Locate the string "nmédicamenteux" in the listing below. Copy every line where it is found.
________________
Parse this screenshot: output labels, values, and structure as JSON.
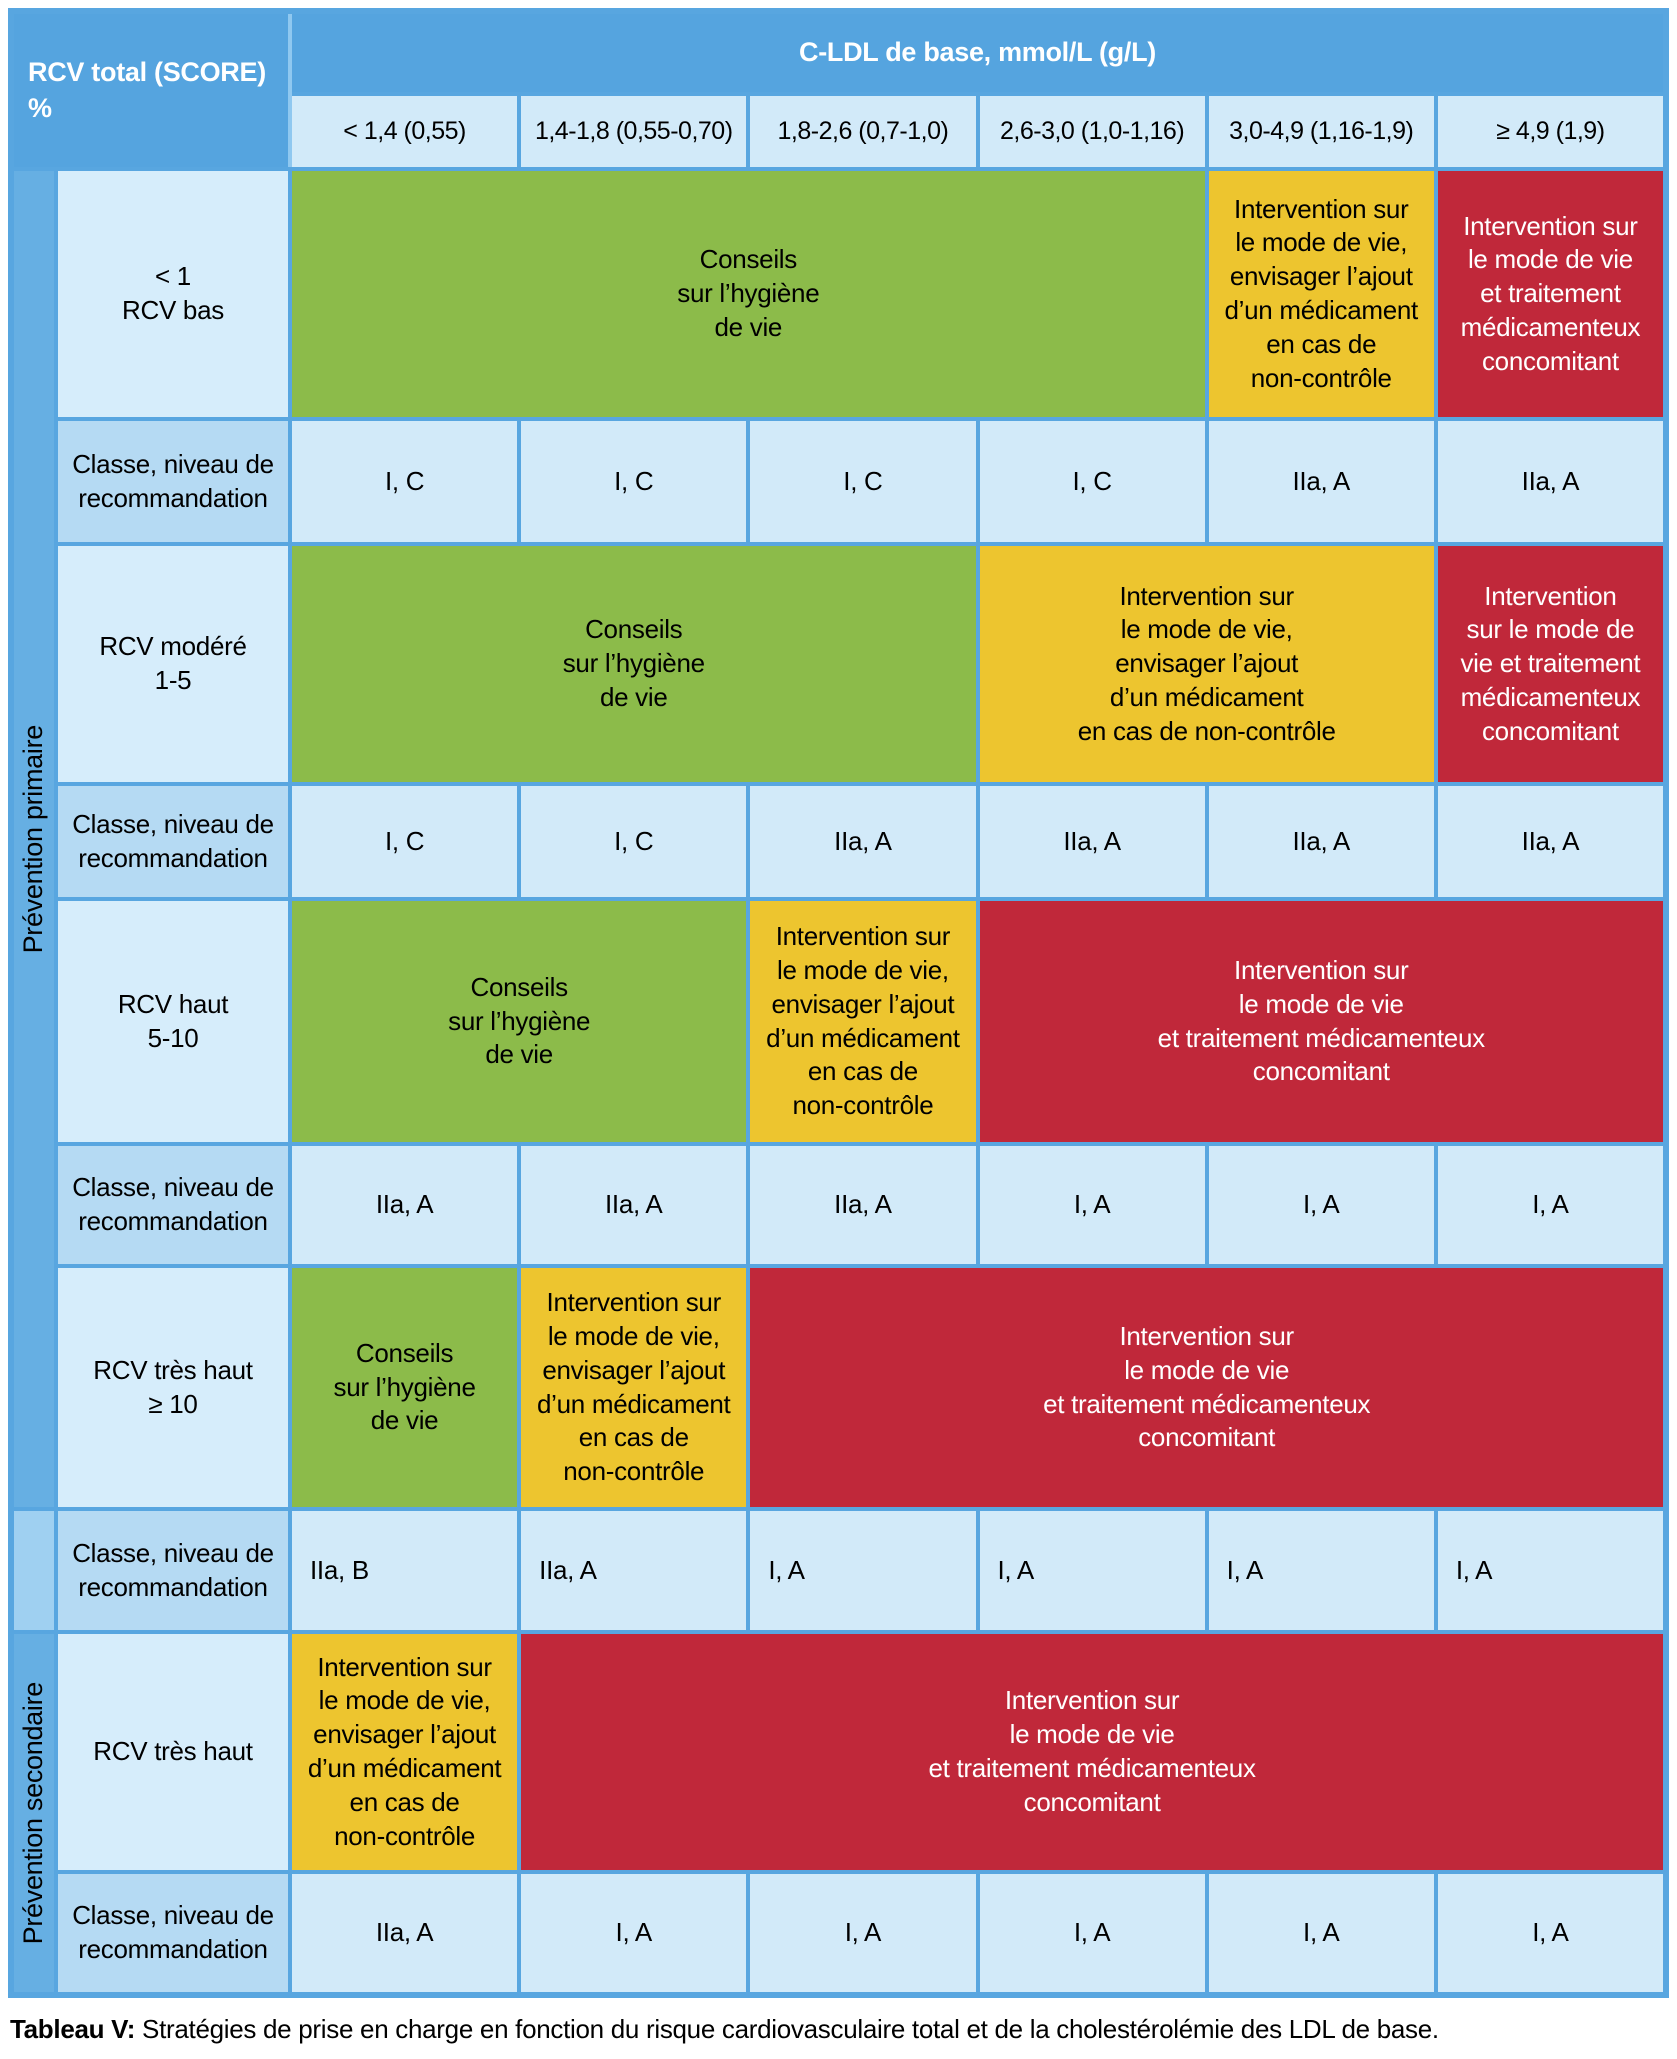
{
  "table": {
    "corner_header": "RCV total (SCORE) %",
    "top_header": "C-LDL de base, mmol/L (g/L)",
    "column_headers": [
      "< 1,4 (0,55)",
      "1,4-1,8 (0,55-0,70)",
      "1,8-2,6 (0,7-1,0)",
      "2,6-3,0 (1,0-1,16)",
      "3,0-4,9 (1,16-1,9)",
      "≥ 4,9 (1,9)"
    ],
    "sidebar": {
      "primary": "Prévention primaire",
      "secondary": "Prévention secondaire"
    },
    "class_row_label": "Classe, niveau de\nrecommandation",
    "rows": [
      {
        "label": "< 1\nRCV bas",
        "cells": [
          {
            "type": "green",
            "text": "Conseils\nsur l’hygiène\nde vie"
          },
          {
            "type": "yellow",
            "text": "Intervention sur\nle mode de vie,\nenvisager l’ajout\nd’un médicament\nen cas de\nnon-contrôle"
          },
          {
            "type": "red",
            "text": "Intervention sur\nle mode de vie\net traitement\nmédicamenteux\nconcomitant"
          }
        ],
        "class_values": [
          "I, C",
          "I, C",
          "I, C",
          "I, C",
          "IIa, A",
          "IIa, A"
        ]
      },
      {
        "label": "RCV modéré\n1-5",
        "cells": [
          {
            "type": "green",
            "text": "Conseils\nsur l’hygiène\nde vie"
          },
          {
            "type": "yellow",
            "text": "Intervention sur\nle mode de vie,\nenvisager l’ajout\nd’un médicament\nen cas de non-contrôle"
          },
          {
            "type": "red",
            "text": "Intervention\nsur le mode de\nvie et traitement\nmédicamenteux\nconcomitant"
          }
        ],
        "class_values": [
          "I, C",
          "I, C",
          "IIa, A",
          "IIa, A",
          "IIa, A",
          "IIa, A"
        ]
      },
      {
        "label": "RCV haut\n5-10",
        "cells": [
          {
            "type": "green",
            "text": "Conseils\nsur l’hygiène\nde vie"
          },
          {
            "type": "yellow",
            "text": "Intervention sur\nle mode de vie,\nenvisager l’ajout\nd’un médicament\nen cas de\nnon-contrôle"
          },
          {
            "type": "red",
            "text": "Intervention sur\nle mode de vie\net traitement médicamenteux\nconcomitant"
          }
        ],
        "class_values": [
          "IIa, A",
          "IIa, A",
          "IIa, A",
          "I, A",
          "I, A",
          "I, A"
        ]
      },
      {
        "label": "RCV très haut\n≥ 10",
        "cells": [
          {
            "type": "green",
            "text": "Conseils\nsur l’hygiène\nde vie"
          },
          {
            "type": "yellow",
            "text": "Intervention sur\nle mode de vie,\nenvisager l’ajout\nd’un médicament\nen cas de\nnon-contrôle"
          },
          {
            "type": "red",
            "text": "Intervention sur\nle mode de vie\net traitement médicamenteux\nconcomitant"
          }
        ],
        "class_values": [
          "IIa, B",
          "IIa, A",
          "I, A",
          "I, A",
          "I, A",
          "I, A"
        ]
      },
      {
        "label": "RCV très haut",
        "cells": [
          {
            "type": "yellow",
            "text": "Intervention sur\nle mode de vie,\nenvisager l’ajout\nd’un médicament\nen cas de\nnon-contrôle"
          },
          {
            "type": "red",
            "text": "Intervention sur\nle mode de vie\net traitement médicamenteux\nconcomitant"
          }
        ],
        "class_values": [
          "IIa, A",
          "I, A",
          "I, A",
          "I, A",
          "I, A",
          "I, A"
        ]
      }
    ]
  },
  "caption": {
    "label": "Tableau V:",
    "text": " Stratégies de prise en charge en fonction du risque cardiovasculaire total et de la cholestérolémie des LDL de base."
  },
  "colors": {
    "green": "#8CBB4A",
    "yellow": "#EDC52F",
    "red": "#C0283A",
    "header_blue": "#55A4DF",
    "grid_blue": "#58A6E0",
    "sidebar_blue": "#66AFE3",
    "cell_light_blue": "#D2EAF9",
    "class_label_blue": "#B5DAF3"
  }
}
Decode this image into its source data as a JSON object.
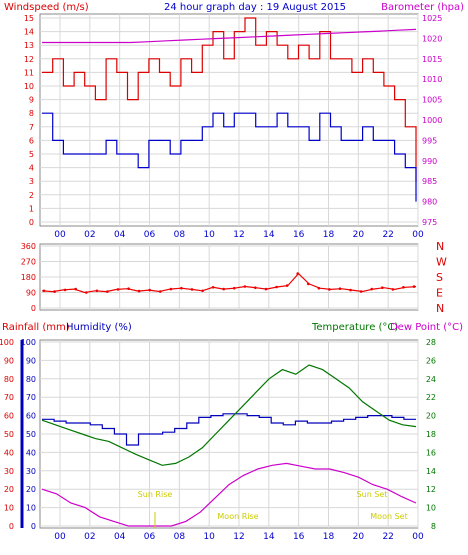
{
  "header": {
    "left_label": "Windspeed (m/s)",
    "title": "24 hour graph day : 19 August 2015",
    "right_label": "Barometer (hpa)"
  },
  "colors": {
    "wind": "#dd0000",
    "gust": "#dd0000",
    "wind_avg": "#0000cc",
    "barometer": "#cc00cc",
    "direction": "#ee0000",
    "temperature": "#007700",
    "dewpoint": "#cc00cc",
    "humidity": "#0000bb",
    "rainfall": "#dd0000",
    "sun_moon": "#cccc00",
    "left_axis": "#dd0000",
    "right_axis": "#cc00cc",
    "humidity_axis": "#0000bb"
  },
  "chart_data": [
    {
      "type": "line",
      "name": "wind-barometer",
      "x_ticks": [
        "00",
        "02",
        "04",
        "06",
        "08",
        "10",
        "12",
        "14",
        "16",
        "18",
        "20",
        "22",
        "00"
      ],
      "y_left_ticks": [
        "0",
        "1",
        "2",
        "3",
        "4",
        "5",
        "6",
        "7",
        "8",
        "9",
        "10",
        "11",
        "12",
        "13",
        "14",
        "15"
      ],
      "y_left_range": [
        0,
        15
      ],
      "y_right_ticks": [
        "975",
        "980",
        "985",
        "990",
        "995",
        "1000",
        "1005",
        "1010",
        "1015",
        "1020",
        "1025"
      ],
      "y_right_range": [
        975,
        1025
      ],
      "series": [
        {
          "key": "gust",
          "values": [
            11,
            12,
            10,
            11,
            10,
            9,
            12,
            11,
            9,
            11,
            12,
            11,
            10,
            12,
            11,
            13,
            14,
            12,
            14,
            15,
            13,
            14,
            13,
            12,
            13,
            12,
            14,
            12,
            12,
            11,
            12,
            11,
            10,
            9,
            7,
            3
          ]
        },
        {
          "key": "wind_avg",
          "values": [
            8,
            6,
            5,
            5,
            5,
            5,
            6,
            5,
            5,
            4,
            6,
            6,
            5,
            6,
            6,
            7,
            8,
            7,
            8,
            8,
            7,
            7,
            8,
            7,
            7,
            6,
            8,
            7,
            6,
            6,
            7,
            6,
            6,
            5,
            4,
            1.5
          ]
        },
        {
          "key": "barometer",
          "values": [
            1019,
            1019,
            1019,
            1019,
            1019,
            1019,
            1019.2,
            1019.4,
            1019.6,
            1019.8,
            1020,
            1020.2,
            1020.4,
            1020.6,
            1020.8,
            1021,
            1021.2,
            1021.4,
            1021.6,
            1021.8,
            1022,
            1022.2
          ]
        }
      ]
    },
    {
      "type": "scatter",
      "name": "wind-direction",
      "x_ticks": [
        "00",
        "02",
        "04",
        "06",
        "08",
        "10",
        "12",
        "14",
        "16",
        "18",
        "20",
        "22",
        "00"
      ],
      "y_ticks": [
        "360",
        "270",
        "180",
        "90",
        "0"
      ],
      "y_right_labels": [
        "N",
        "W",
        "S",
        "E",
        "N"
      ],
      "y_range": [
        0,
        360
      ],
      "series": [
        {
          "key": "direction",
          "values": [
            100,
            95,
            105,
            110,
            90,
            100,
            95,
            108,
            112,
            98,
            104,
            96,
            110,
            115,
            108,
            100,
            120,
            110,
            115,
            125,
            118,
            110,
            122,
            130,
            200,
            140,
            115,
            108,
            112,
            104,
            96,
            110,
            118,
            108,
            120,
            124
          ]
        }
      ]
    },
    {
      "type": "line",
      "name": "temperature-humidity-rain",
      "header_left_1": "Rainfall (mm)",
      "header_left_2": "Humidity (%)",
      "header_right_1": "Temperature (°C)",
      "header_right_2": "Dew Point (°C)",
      "x_ticks": [
        "00",
        "02",
        "04",
        "06",
        "08",
        "10",
        "12",
        "14",
        "16",
        "18",
        "20",
        "22",
        "00"
      ],
      "y_rain_ticks": [
        "0",
        "10",
        "20",
        "30",
        "40",
        "50",
        "60",
        "70",
        "80",
        "90",
        "100"
      ],
      "y_humidity_ticks": [
        "0",
        "10",
        "20",
        "30",
        "40",
        "50",
        "60",
        "70",
        "80",
        "90",
        "100"
      ],
      "y_humidity_range": [
        0,
        100
      ],
      "y_temp_ticks": [
        "8",
        "10",
        "12",
        "14",
        "16",
        "18",
        "20",
        "22",
        "24",
        "26",
        "28"
      ],
      "y_temp_range": [
        8,
        28
      ],
      "annotations": [
        "Sun Rise",
        "Moon Rise",
        "Sun Set",
        "Moon Set"
      ],
      "series": [
        {
          "key": "humidity",
          "values": [
            58,
            57,
            56,
            56,
            55,
            53,
            50,
            44,
            50,
            50,
            51,
            53,
            56,
            59,
            60,
            61,
            61,
            60,
            59,
            56,
            55,
            57,
            56,
            56,
            57,
            58,
            59,
            60,
            60,
            59,
            58,
            58
          ]
        },
        {
          "key": "temperature",
          "values": [
            19.5,
            19,
            18.5,
            18,
            17.5,
            17.2,
            16.5,
            15.8,
            15.2,
            14.6,
            14.8,
            15.5,
            16.5,
            18,
            19.5,
            21,
            22.5,
            24,
            25,
            24.5,
            25.5,
            25,
            24,
            23,
            21.5,
            20.5,
            19.5,
            19,
            18.8
          ]
        },
        {
          "key": "dewpoint",
          "values": [
            12,
            11.5,
            10.5,
            10,
            9,
            8.5,
            8,
            8,
            8,
            8,
            8.5,
            9.5,
            11,
            12.5,
            13.5,
            14.2,
            14.6,
            14.8,
            14.5,
            14.2,
            14.2,
            13.8,
            13.3,
            12.5,
            12,
            11.2,
            10.5
          ]
        }
      ]
    }
  ]
}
________________
Task result:
            "text": "Intervention sur\nle mode de vie\net traitement\nmédicamenteux\nconcomitant"
            "text": "Intervention\nsur le mode de\nvie et traitement\nmédicamenteux\nconcomitant"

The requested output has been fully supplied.